- _Given problem_: Copy all the entries word for word, but omit the pictures.
-- start Source material --
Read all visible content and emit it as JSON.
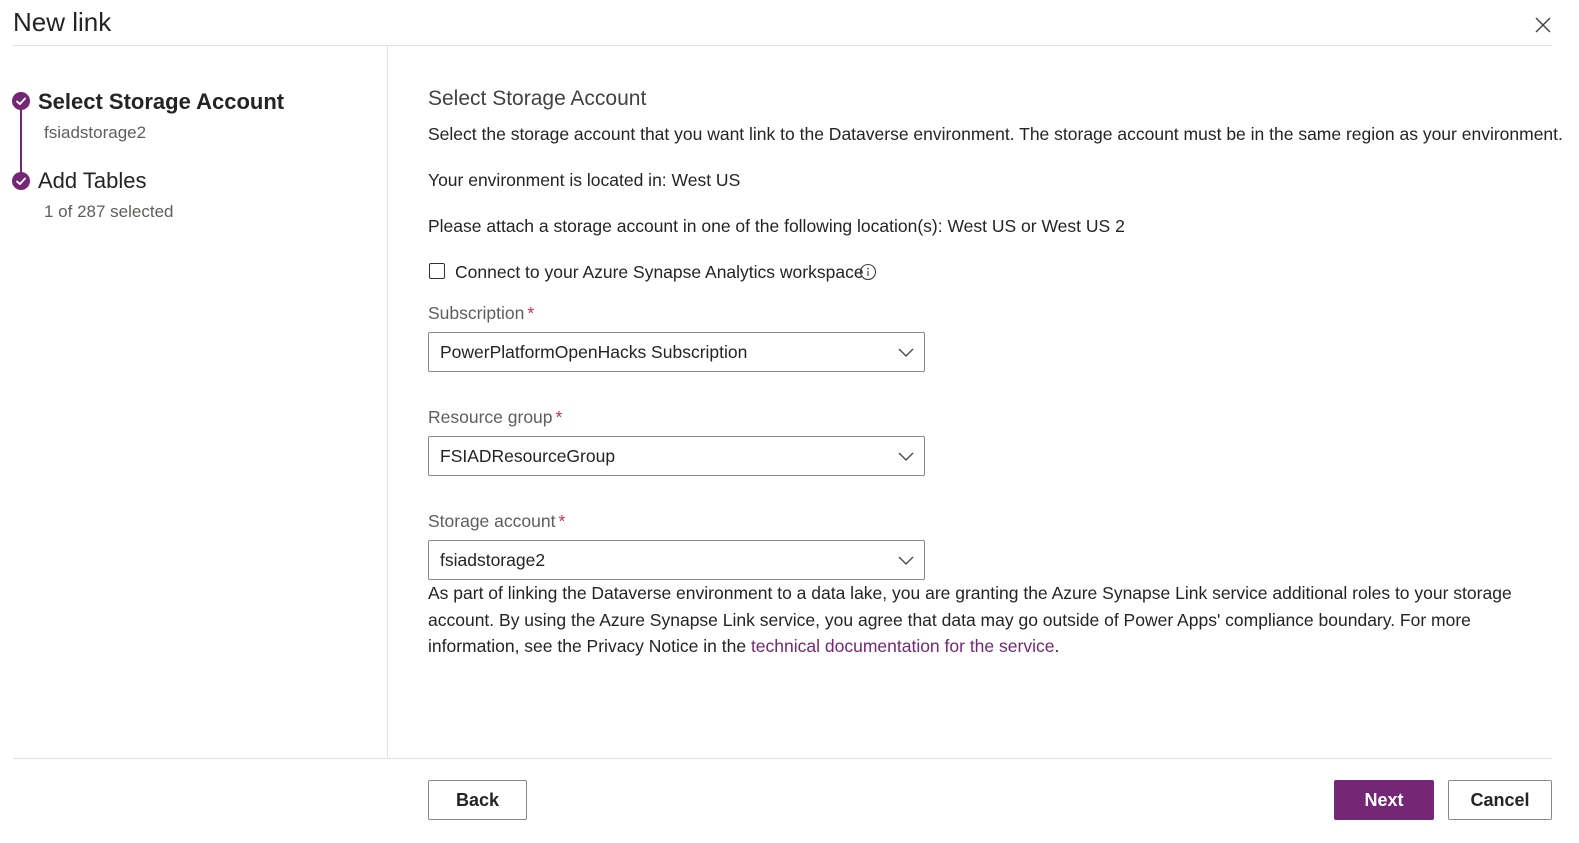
{
  "header": {
    "title": "New link"
  },
  "steps": [
    {
      "title": "Select Storage Account",
      "subtitle": "fsiadstorage2",
      "active": true
    },
    {
      "title": "Add Tables",
      "subtitle": "1 of 287 selected",
      "active": false
    }
  ],
  "main": {
    "heading": "Select Storage Account",
    "description": "Select the storage account that you want link to the Dataverse environment. The storage account must be in the same region as your environment.",
    "environment_location": "Your environment is located in: West US",
    "attach_instruction": "Please attach a storage account in one of the following location(s): West US or West US 2",
    "synapse_checkbox": {
      "label": "Connect to your Azure Synapse Analytics workspace",
      "checked": false
    },
    "subscription": {
      "label": "Subscription",
      "required_marker": "*",
      "value": "PowerPlatformOpenHacks Subscription"
    },
    "resource_group": {
      "label": "Resource group",
      "required_marker": "*",
      "value": "FSIADResourceGroup"
    },
    "storage_account": {
      "label": "Storage account",
      "required_marker": "*",
      "value": "fsiadstorage2"
    },
    "notice": {
      "text_before_link": "As part of linking the Dataverse environment to a data lake, you are granting the Azure Synapse Link service additional roles to your storage account. By using the Azure Synapse Link service, you agree that data may go outside of Power Apps' compliance boundary. For more information, see the Privacy Notice in the ",
      "link_text": "technical documentation for the service",
      "text_after_link": "."
    }
  },
  "footer": {
    "back_label": "Back",
    "next_label": "Next",
    "cancel_label": "Cancel"
  },
  "colors": {
    "accent": "#742774",
    "required": "#c4314b",
    "divider": "#e1e1e1"
  }
}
-- end Source material --
- _Response_:
Read all visible content and emit it as JSON.
{
  "header": {
    "title": "New link"
  },
  "steps": [
    {
      "title": "Select Storage Account",
      "subtitle": "fsiadstorage2",
      "active": true
    },
    {
      "title": "Add Tables",
      "subtitle": "1 of 287 selected",
      "active": false
    }
  ],
  "main": {
    "heading": "Select Storage Account",
    "description": "Select the storage account that you want link to the Dataverse environment. The storage account must be in the same region as your environment.",
    "environment_location": "Your environment is located in: West US",
    "attach_instruction": "Please attach a storage account in one of the following location(s): West US or West US 2",
    "synapse_checkbox": {
      "label": "Connect to your Azure Synapse Analytics workspace",
      "checked": false
    },
    "subscription": {
      "label": "Subscription",
      "required_marker": "*",
      "value": "PowerPlatformOpenHacks Subscription"
    },
    "resource_group": {
      "label": "Resource group",
      "required_marker": "*",
      "value": "FSIADResourceGroup"
    },
    "storage_account": {
      "label": "Storage account",
      "required_marker": "*",
      "value": "fsiadstorage2"
    },
    "notice": {
      "text_before_link": "As part of linking the Dataverse environment to a data lake, you are granting the Azure Synapse Link service additional roles to your storage account. By using the Azure Synapse Link service, you agree that data may go outside of Power Apps' compliance boundary. For more information, see the Privacy Notice in the ",
      "link_text": "technical documentation for the service",
      "text_after_link": "."
    }
  },
  "footer": {
    "back_label": "Back",
    "next_label": "Next",
    "cancel_label": "Cancel"
  },
  "colors": {
    "accent": "#742774",
    "required": "#c4314b",
    "divider": "#e1e1e1"
  }
}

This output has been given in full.